(Source records)
•••
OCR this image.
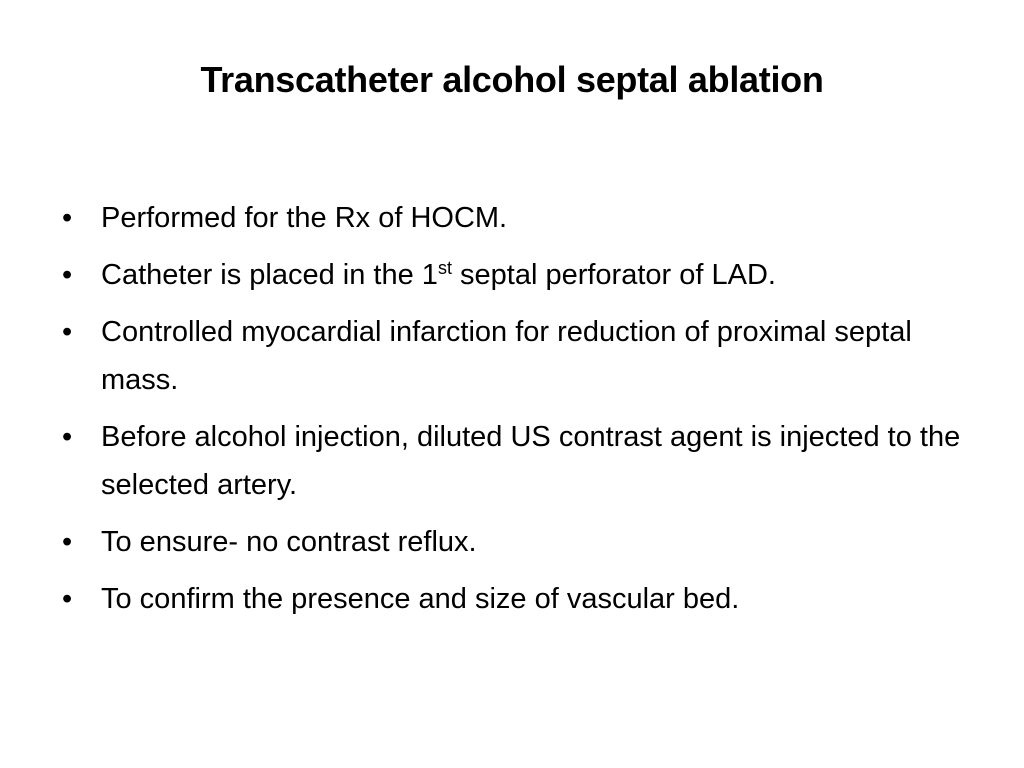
Transcatheter alcohol septal ablation
• Performed for the Rx of HOCM.
• Catheter is placed in the 1st septal perforator of LAD.
• Controlled myocardial infarction for reduction of proximal septal mass.
• Before alcohol injection, diluted US contrast agent is injected to the selected artery.
• To ensure- no contrast reflux.
• To confirm the presence and size of vascular bed.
•••
▶ **Task description**: Using the data above, copy each line that contains "septal".

▶ **Written response**:
Transcatheter alcohol septal ablation
• Catheter is placed in the 1st septal perforator of LAD.
• Controlled myocardial infarction for reduction of proximal septal mass.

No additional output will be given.